### Exercise task
Put every line of the rows below into a JSON list of strings, with one string per line and no blank lines. Leave the pictures out of the list.

### Data drawn from a collection

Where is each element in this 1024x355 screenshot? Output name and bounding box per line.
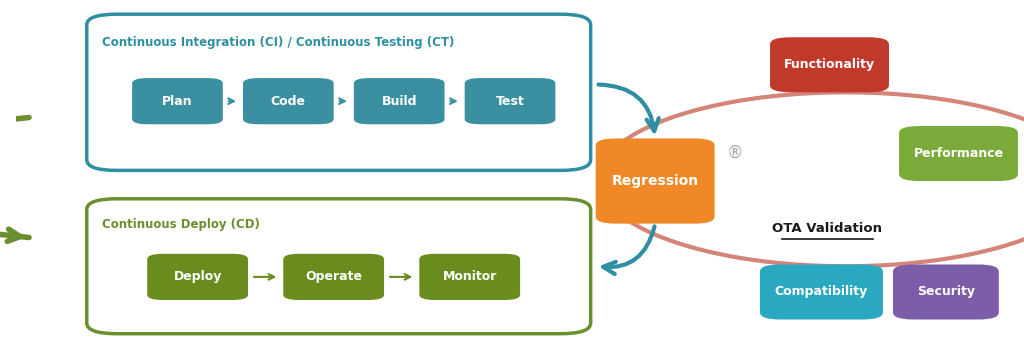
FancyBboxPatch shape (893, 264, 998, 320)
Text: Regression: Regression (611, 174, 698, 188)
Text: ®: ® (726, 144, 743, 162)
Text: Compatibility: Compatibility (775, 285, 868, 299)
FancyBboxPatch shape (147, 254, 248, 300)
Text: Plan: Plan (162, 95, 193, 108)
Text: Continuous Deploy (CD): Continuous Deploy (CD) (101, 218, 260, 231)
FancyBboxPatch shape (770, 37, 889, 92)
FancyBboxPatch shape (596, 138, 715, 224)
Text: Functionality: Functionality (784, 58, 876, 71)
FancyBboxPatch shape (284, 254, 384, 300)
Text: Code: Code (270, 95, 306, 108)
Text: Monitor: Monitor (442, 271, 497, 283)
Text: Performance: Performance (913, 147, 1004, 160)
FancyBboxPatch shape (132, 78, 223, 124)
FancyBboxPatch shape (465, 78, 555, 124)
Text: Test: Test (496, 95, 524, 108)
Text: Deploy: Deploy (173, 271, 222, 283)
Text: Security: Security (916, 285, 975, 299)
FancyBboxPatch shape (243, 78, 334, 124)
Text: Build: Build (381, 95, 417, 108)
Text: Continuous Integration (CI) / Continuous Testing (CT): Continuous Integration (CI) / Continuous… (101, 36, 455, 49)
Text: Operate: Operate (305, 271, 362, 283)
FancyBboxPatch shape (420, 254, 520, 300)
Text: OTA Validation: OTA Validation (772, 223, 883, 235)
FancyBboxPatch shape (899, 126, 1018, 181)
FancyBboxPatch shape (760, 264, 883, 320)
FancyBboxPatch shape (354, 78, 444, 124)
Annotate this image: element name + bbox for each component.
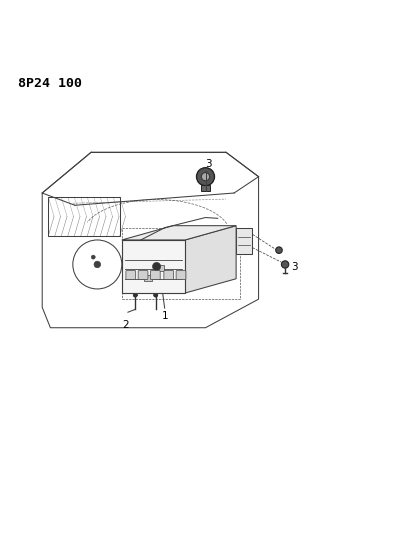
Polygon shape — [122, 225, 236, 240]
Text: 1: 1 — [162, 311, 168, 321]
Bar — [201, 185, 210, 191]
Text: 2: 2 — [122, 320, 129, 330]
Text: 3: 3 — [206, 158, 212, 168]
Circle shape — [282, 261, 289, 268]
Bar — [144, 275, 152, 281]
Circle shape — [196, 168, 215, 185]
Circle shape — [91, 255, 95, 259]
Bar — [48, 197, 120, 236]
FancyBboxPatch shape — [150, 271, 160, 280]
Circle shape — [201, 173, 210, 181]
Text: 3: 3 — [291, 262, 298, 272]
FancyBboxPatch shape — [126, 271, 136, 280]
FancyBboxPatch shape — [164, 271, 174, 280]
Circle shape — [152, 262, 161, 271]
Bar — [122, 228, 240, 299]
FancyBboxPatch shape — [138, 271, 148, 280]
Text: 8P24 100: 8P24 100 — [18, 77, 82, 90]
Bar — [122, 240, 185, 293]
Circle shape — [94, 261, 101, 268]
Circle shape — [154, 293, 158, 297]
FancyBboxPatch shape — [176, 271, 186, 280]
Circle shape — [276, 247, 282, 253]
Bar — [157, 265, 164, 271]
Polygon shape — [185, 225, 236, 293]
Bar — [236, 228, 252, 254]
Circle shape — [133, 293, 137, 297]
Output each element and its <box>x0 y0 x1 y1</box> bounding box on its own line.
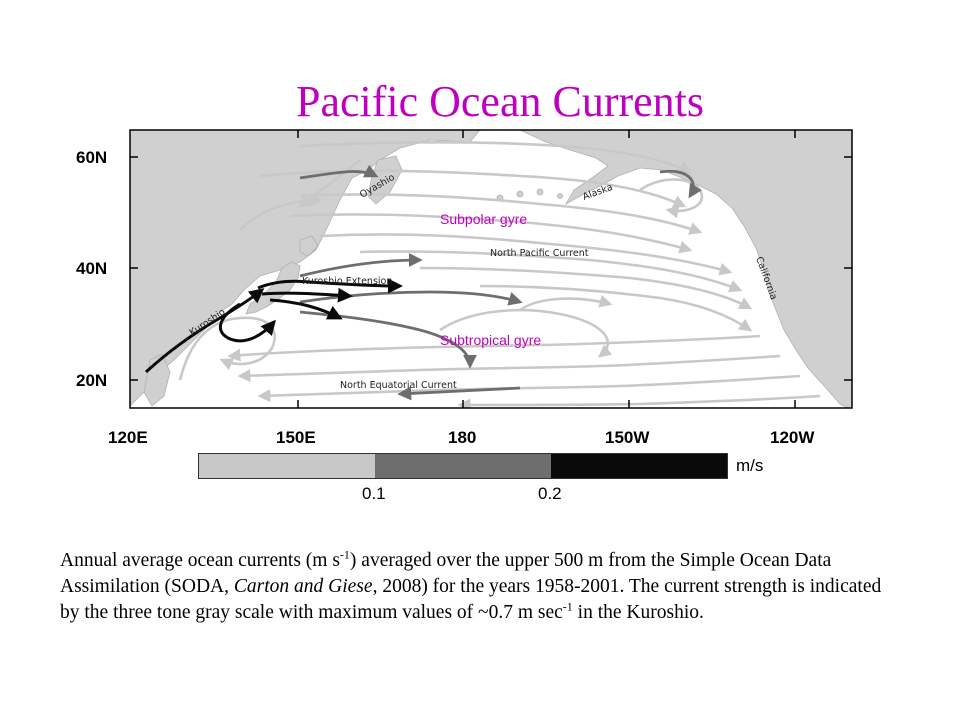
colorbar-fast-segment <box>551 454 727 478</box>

### Exercise response
[
  "Where is each element in this 1024x355 screenshot? Output name and bounding box per line.",
  "FancyBboxPatch shape (893, 264, 998, 320)",
  "Text: Regression: Regression (611, 174, 698, 188)",
  "Text: ®: ® (726, 144, 743, 162)",
  "Text: Compatibility: Compatibility (775, 285, 868, 299)",
  "FancyBboxPatch shape (147, 254, 248, 300)",
  "Text: Plan: Plan (162, 95, 193, 108)",
  "Text: Continuous Deploy (CD): Continuous Deploy (CD) (101, 218, 260, 231)",
  "FancyBboxPatch shape (770, 37, 889, 92)",
  "FancyBboxPatch shape (596, 138, 715, 224)",
  "Text: Functionality: Functionality (784, 58, 876, 71)",
  "FancyBboxPatch shape (284, 254, 384, 300)",
  "Text: Code: Code (270, 95, 306, 108)",
  "Text: Monitor: Monitor (442, 271, 497, 283)",
  "Text: Performance: Performance (913, 147, 1004, 160)",
  "FancyBboxPatch shape (132, 78, 223, 124)",
  "FancyBboxPatch shape (465, 78, 555, 124)",
  "Text: Test: Test (496, 95, 524, 108)",
  "Text: Deploy: Deploy (173, 271, 222, 283)",
  "Text: Security: Security (916, 285, 975, 299)",
  "FancyBboxPatch shape (243, 78, 334, 124)",
  "Text: Build: Build (381, 95, 417, 108)",
  "Text: Continuous Integration (CI) / Continuous Testing (CT): Continuous Integration (CI) / Continuous… (101, 36, 455, 49)",
  "Text: Operate: Operate (305, 271, 362, 283)",
  "FancyBboxPatch shape (420, 254, 520, 300)",
  "Text: OTA Validation: OTA Validation (772, 223, 883, 235)",
  "FancyBboxPatch shape (899, 126, 1018, 181)",
  "FancyBboxPatch shape (760, 264, 883, 320)",
  "FancyBboxPatch shape (354, 78, 444, 124)",
  "Annotate this image: element name + bbox for each component.",
  "Polygon shape — [122, 225, 236, 240]",
  "Text: 1: 1 — [162, 311, 168, 321]",
  "Bar — [201, 185, 210, 191]",
  "Text: 2: 2 — [122, 320, 129, 330]",
  "Text: 3: 3 — [206, 158, 212, 168]",
  "Circle shape — [282, 261, 289, 268]",
  "Bar — [144, 275, 152, 281]",
  "Circle shape — [196, 168, 215, 185]",
  "Circle shape — [91, 255, 95, 259]",
  "Bar — [48, 197, 120, 236]",
  "FancyBboxPatch shape — [150, 271, 160, 280]",
  "Circle shape — [201, 173, 210, 181]",
  "Text: 3: 3 — [291, 262, 298, 272]",
  "FancyBboxPatch shape — [126, 271, 136, 280]",
  "FancyBboxPatch shape — [164, 271, 174, 280]",
  "Circle shape — [152, 262, 161, 271]",
  "Bar — [122, 228, 240, 299]",
  "FancyBboxPatch shape — [138, 271, 148, 280]",
  "Text: 8P24 100: 8P24 100 — [18, 77, 82, 90]",
  "Bar — [122, 240, 185, 293]",
  "Circle shape — [94, 261, 101, 268]",
  "Circle shape — [154, 293, 158, 297]",
  "FancyBboxPatch shape — [176, 271, 186, 280]",
  "Circle shape — [276, 247, 282, 253]",
  "Bar — [157, 265, 164, 271]",
  "Polygon shape — [185, 225, 236, 293]",
  "Bar — [236, 228, 252, 254]",
  "Circle shape — [133, 293, 137, 297]",
  "Output each element and its <box>x0 y0 x1 y1</box> bounding box on its own line.",
  "colorbar-fast-segment <box>551 454 727 478</box>"
]